Search the material below for the word "Define" and copy every line in which it occurs.

◇ ◇ ◇

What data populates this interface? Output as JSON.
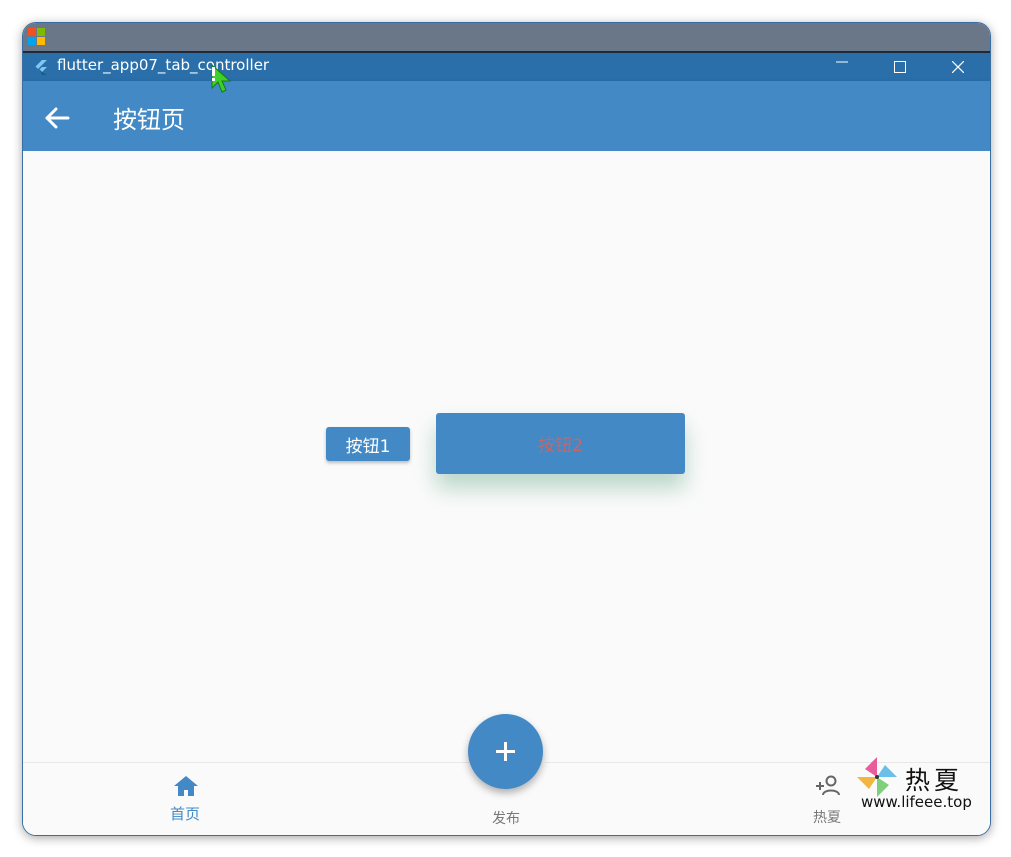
{
  "window": {
    "title": "flutter_app07_tab_controller"
  },
  "appbar": {
    "title": "按钮页",
    "back_icon": "arrow-left-icon"
  },
  "buttons": {
    "button1_label": "按钮1",
    "button2_label": "按钮2"
  },
  "bottom_nav": {
    "items": [
      {
        "label": "首页",
        "icon": "home-icon",
        "selected": true
      },
      {
        "label": "发布",
        "icon": "add-icon",
        "selected": false
      },
      {
        "label": "热夏",
        "icon": "person-add-icon",
        "selected": false
      }
    ],
    "fab_icon": "plus-icon"
  },
  "watermark": {
    "name": "热夏",
    "url": "www.lifeee.top"
  },
  "colors": {
    "primary": "#4289c6",
    "titlebar": "#2a6faa",
    "button2_text": "#c96565",
    "nav_selected": "#4289c6",
    "nav_unselected": "#777777"
  }
}
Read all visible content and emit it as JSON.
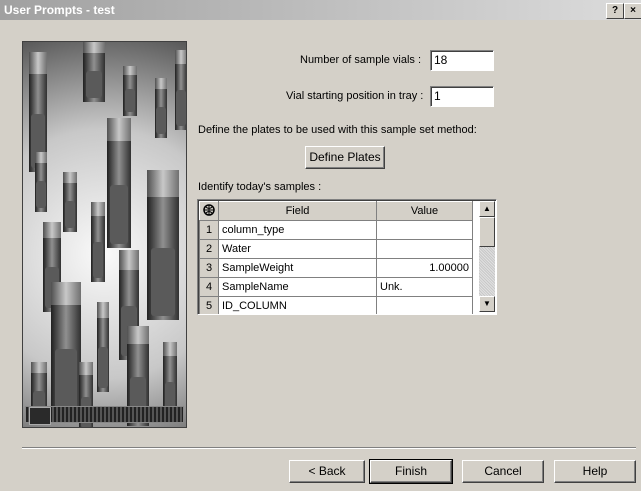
{
  "window": {
    "title": "User Prompts - test",
    "help_glyph": "?",
    "close_glyph": "×"
  },
  "form": {
    "num_vials_label": "Number of sample vials :",
    "num_vials_value": "18",
    "start_pos_label": "Vial starting position in tray :",
    "start_pos_value": "1",
    "plates_prompt": "Define the plates to be used with this sample set method:",
    "define_plates_button": "Define Plates",
    "identify_label": "Identify today's samples :"
  },
  "grid": {
    "corner_icon": "globe-icon",
    "columns": [
      "Field",
      "Value"
    ],
    "rows": [
      {
        "num": "1",
        "field": "column_type",
        "value": ""
      },
      {
        "num": "2",
        "field": "Water",
        "value": ""
      },
      {
        "num": "3",
        "field": "SampleWeight",
        "value": "1.00000"
      },
      {
        "num": "4",
        "field": "SampleName",
        "value": "Unk."
      },
      {
        "num": "5",
        "field": "ID_COLUMN",
        "value": ""
      }
    ]
  },
  "buttons": {
    "back": "< Back",
    "finish": "Finish",
    "cancel": "Cancel",
    "help": "Help"
  },
  "colors": {
    "dialog_bg": "#d4d0c8",
    "titlebar_start": "#a0a0a0"
  }
}
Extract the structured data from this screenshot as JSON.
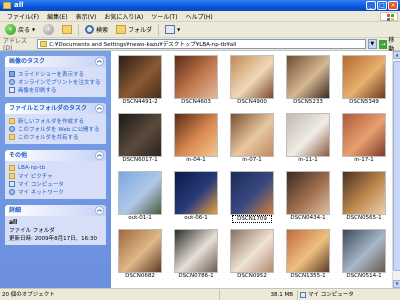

◇ ◇ ◇

**Written response:**
    "plates_prompt": "Define the plates to be used with this sample set method:",
    "define_plates_button": "Define Plates",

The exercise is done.